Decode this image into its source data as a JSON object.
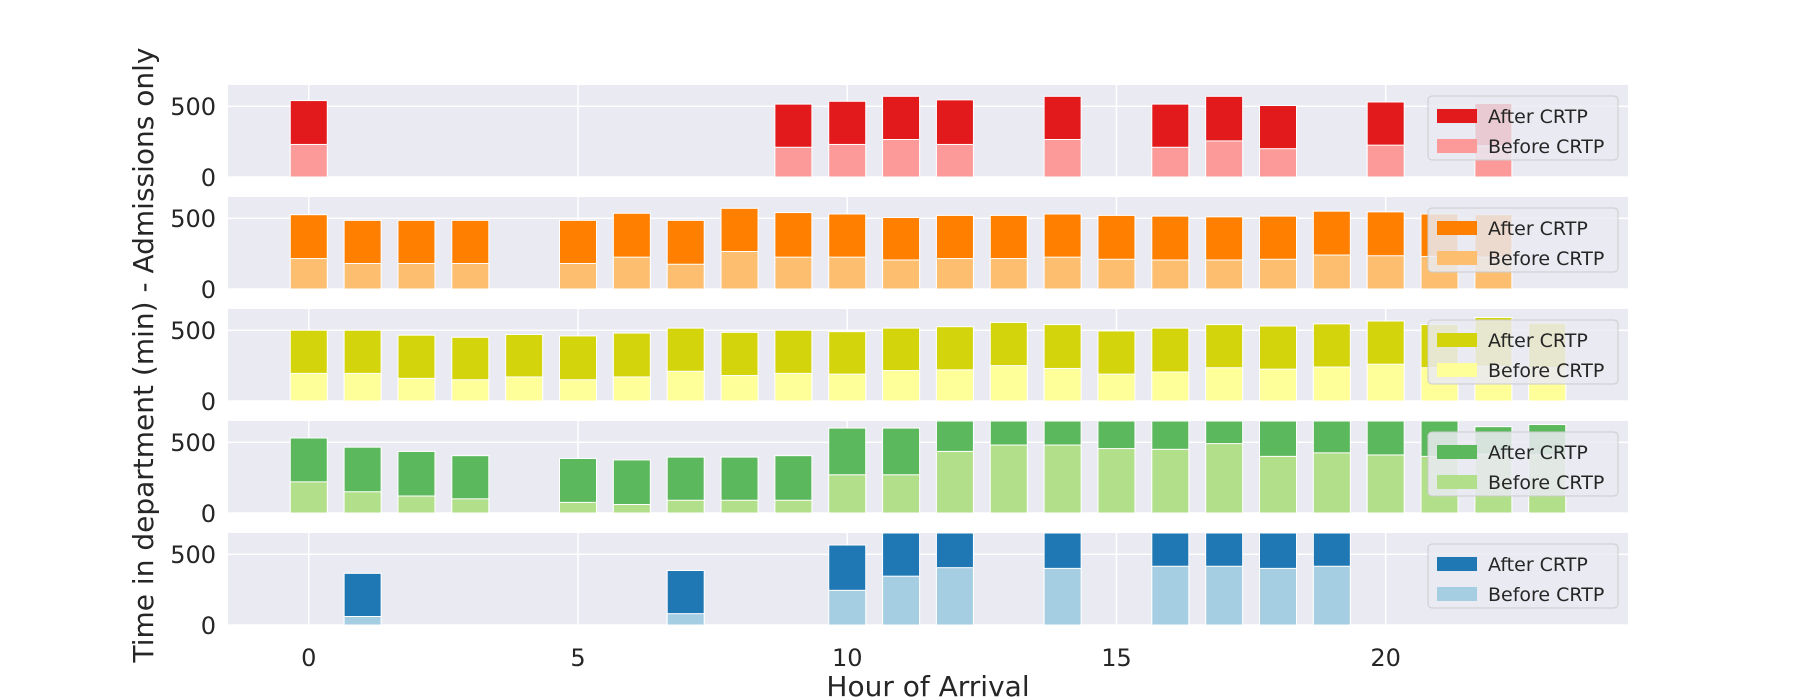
{
  "chart_data": {
    "type": "bar",
    "xlabel": "Hour of Arrival",
    "ylabel": "Time in department (min) - Admissions only",
    "xlim": [
      -1.5,
      24.5
    ],
    "x_ticks": [
      0,
      5,
      10,
      15,
      20
    ],
    "y_ticks": [
      0,
      500
    ],
    "grid": true,
    "legend_position": "right",
    "hours": [
      0,
      1,
      2,
      3,
      4,
      5,
      6,
      7,
      8,
      9,
      10,
      11,
      12,
      13,
      14,
      15,
      16,
      17,
      18,
      19,
      20,
      21,
      22,
      23
    ],
    "panels": [
      {
        "ylim": [
          0,
          650
        ],
        "legend": [
          "After CRTP",
          "Before CRTP"
        ],
        "colors": {
          "after": "#e31a1c",
          "before": "#fb9a99"
        },
        "before": [
          230,
          null,
          null,
          null,
          null,
          null,
          null,
          null,
          null,
          210,
          230,
          265,
          230,
          null,
          265,
          null,
          210,
          255,
          200,
          null,
          225,
          null,
          220,
          null
        ],
        "after": [
          540,
          null,
          null,
          null,
          null,
          null,
          null,
          null,
          null,
          515,
          535,
          570,
          545,
          null,
          570,
          null,
          515,
          570,
          505,
          null,
          530,
          null,
          520,
          null
        ]
      },
      {
        "ylim": [
          0,
          650
        ],
        "legend": [
          "After CRTP",
          "Before CRTP"
        ],
        "colors": {
          "after": "#ff7f00",
          "before": "#fdbf6f"
        },
        "before": [
          215,
          180,
          180,
          180,
          null,
          180,
          225,
          175,
          265,
          225,
          225,
          205,
          215,
          215,
          225,
          210,
          205,
          205,
          210,
          240,
          235,
          230,
          225,
          null
        ],
        "after": [
          525,
          485,
          485,
          485,
          null,
          485,
          535,
          485,
          570,
          540,
          530,
          505,
          520,
          520,
          530,
          520,
          515,
          510,
          515,
          550,
          545,
          530,
          525,
          null
        ]
      },
      {
        "ylim": [
          0,
          650
        ],
        "legend": [
          "After CRTP",
          "Before CRTP"
        ],
        "colors": {
          "after": "#d4d40c",
          "before": "#ffff99"
        },
        "before": [
          195,
          195,
          160,
          150,
          170,
          150,
          170,
          210,
          180,
          195,
          190,
          215,
          220,
          250,
          230,
          190,
          205,
          235,
          225,
          240,
          260,
          235,
          245,
          235
        ],
        "after": [
          500,
          500,
          465,
          450,
          470,
          460,
          480,
          515,
          485,
          500,
          490,
          515,
          525,
          555,
          540,
          495,
          515,
          540,
          530,
          545,
          565,
          540,
          590,
          550
        ]
      },
      {
        "ylim": [
          0,
          650
        ],
        "legend": [
          "After CRTP",
          "Before CRTP"
        ],
        "colors": {
          "after": "#5cb85c",
          "before": "#b2df8a"
        },
        "before": [
          220,
          150,
          120,
          100,
          null,
          75,
          60,
          90,
          90,
          90,
          270,
          270,
          435,
          480,
          480,
          455,
          450,
          490,
          400,
          425,
          410,
          400,
          415,
          410
        ],
        "after": [
          530,
          465,
          435,
          405,
          null,
          385,
          375,
          395,
          395,
          405,
          600,
          600,
          650,
          650,
          650,
          650,
          650,
          650,
          650,
          650,
          650,
          650,
          610,
          625
        ]
      },
      {
        "ylim": [
          0,
          650
        ],
        "legend": [
          "After CRTP",
          "Before CRTP"
        ],
        "colors": {
          "after": "#1f78b4",
          "before": "#a6cee3"
        },
        "before": [
          null,
          60,
          null,
          null,
          null,
          null,
          null,
          80,
          null,
          null,
          245,
          345,
          405,
          null,
          400,
          null,
          415,
          415,
          400,
          415,
          null,
          null,
          null,
          null
        ],
        "after": [
          null,
          365,
          null,
          null,
          null,
          null,
          null,
          385,
          null,
          null,
          565,
          650,
          650,
          null,
          650,
          null,
          650,
          650,
          650,
          650,
          null,
          null,
          null,
          null
        ]
      }
    ]
  }
}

-----

Stated goal. In the copy, include all records verbatim but no images.

Answer to this problem.
Decode this image into its source data as a JSON object.
{
  "chart_data": {
    "type": "bar",
    "xlabel": "Hour of Arrival",
    "ylabel": "Time in department (min) - Admissions only",
    "xlim": [
      -1.5,
      24.5
    ],
    "x_ticks": [
      0,
      5,
      10,
      15,
      20
    ],
    "y_ticks": [
      0,
      500
    ],
    "grid": true,
    "legend_position": "right",
    "hours": [
      0,
      1,
      2,
      3,
      4,
      5,
      6,
      7,
      8,
      9,
      10,
      11,
      12,
      13,
      14,
      15,
      16,
      17,
      18,
      19,
      20,
      21,
      22,
      23
    ],
    "panels": [
      {
        "ylim": [
          0,
          650
        ],
        "legend": [
          "After CRTP",
          "Before CRTP"
        ],
        "colors": {
          "after": "#e31a1c",
          "before": "#fb9a99"
        },
        "before": [
          230,
          null,
          null,
          null,
          null,
          null,
          null,
          null,
          null,
          210,
          230,
          265,
          230,
          null,
          265,
          null,
          210,
          255,
          200,
          null,
          225,
          null,
          220,
          null
        ],
        "after": [
          540,
          null,
          null,
          null,
          null,
          null,
          null,
          null,
          null,
          515,
          535,
          570,
          545,
          null,
          570,
          null,
          515,
          570,
          505,
          null,
          530,
          null,
          520,
          null
        ]
      },
      {
        "ylim": [
          0,
          650
        ],
        "legend": [
          "After CRTP",
          "Before CRTP"
        ],
        "colors": {
          "after": "#ff7f00",
          "before": "#fdbf6f"
        },
        "before": [
          215,
          180,
          180,
          180,
          null,
          180,
          225,
          175,
          265,
          225,
          225,
          205,
          215,
          215,
          225,
          210,
          205,
          205,
          210,
          240,
          235,
          230,
          225,
          null
        ],
        "after": [
          525,
          485,
          485,
          485,
          null,
          485,
          535,
          485,
          570,
          540,
          530,
          505,
          520,
          520,
          530,
          520,
          515,
          510,
          515,
          550,
          545,
          530,
          525,
          null
        ]
      },
      {
        "ylim": [
          0,
          650
        ],
        "legend": [
          "After CRTP",
          "Before CRTP"
        ],
        "colors": {
          "after": "#d4d40c",
          "before": "#ffff99"
        },
        "before": [
          195,
          195,
          160,
          150,
          170,
          150,
          170,
          210,
          180,
          195,
          190,
          215,
          220,
          250,
          230,
          190,
          205,
          235,
          225,
          240,
          260,
          235,
          245,
          235
        ],
        "after": [
          500,
          500,
          465,
          450,
          470,
          460,
          480,
          515,
          485,
          500,
          490,
          515,
          525,
          555,
          540,
          495,
          515,
          540,
          530,
          545,
          565,
          540,
          590,
          550
        ]
      },
      {
        "ylim": [
          0,
          650
        ],
        "legend": [
          "After CRTP",
          "Before CRTP"
        ],
        "colors": {
          "after": "#5cb85c",
          "before": "#b2df8a"
        },
        "before": [
          220,
          150,
          120,
          100,
          null,
          75,
          60,
          90,
          90,
          90,
          270,
          270,
          435,
          480,
          480,
          455,
          450,
          490,
          400,
          425,
          410,
          400,
          415,
          410
        ],
        "after": [
          530,
          465,
          435,
          405,
          null,
          385,
          375,
          395,
          395,
          405,
          600,
          600,
          650,
          650,
          650,
          650,
          650,
          650,
          650,
          650,
          650,
          650,
          610,
          625
        ]
      },
      {
        "ylim": [
          0,
          650
        ],
        "legend": [
          "After CRTP",
          "Before CRTP"
        ],
        "colors": {
          "after": "#1f78b4",
          "before": "#a6cee3"
        },
        "before": [
          null,
          60,
          null,
          null,
          null,
          null,
          null,
          80,
          null,
          null,
          245,
          345,
          405,
          null,
          400,
          null,
          415,
          415,
          400,
          415,
          null,
          null,
          null,
          null
        ],
        "after": [
          null,
          365,
          null,
          null,
          null,
          null,
          null,
          385,
          null,
          null,
          565,
          650,
          650,
          null,
          650,
          null,
          650,
          650,
          650,
          650,
          null,
          null,
          null,
          null
        ]
      }
    ]
  }
}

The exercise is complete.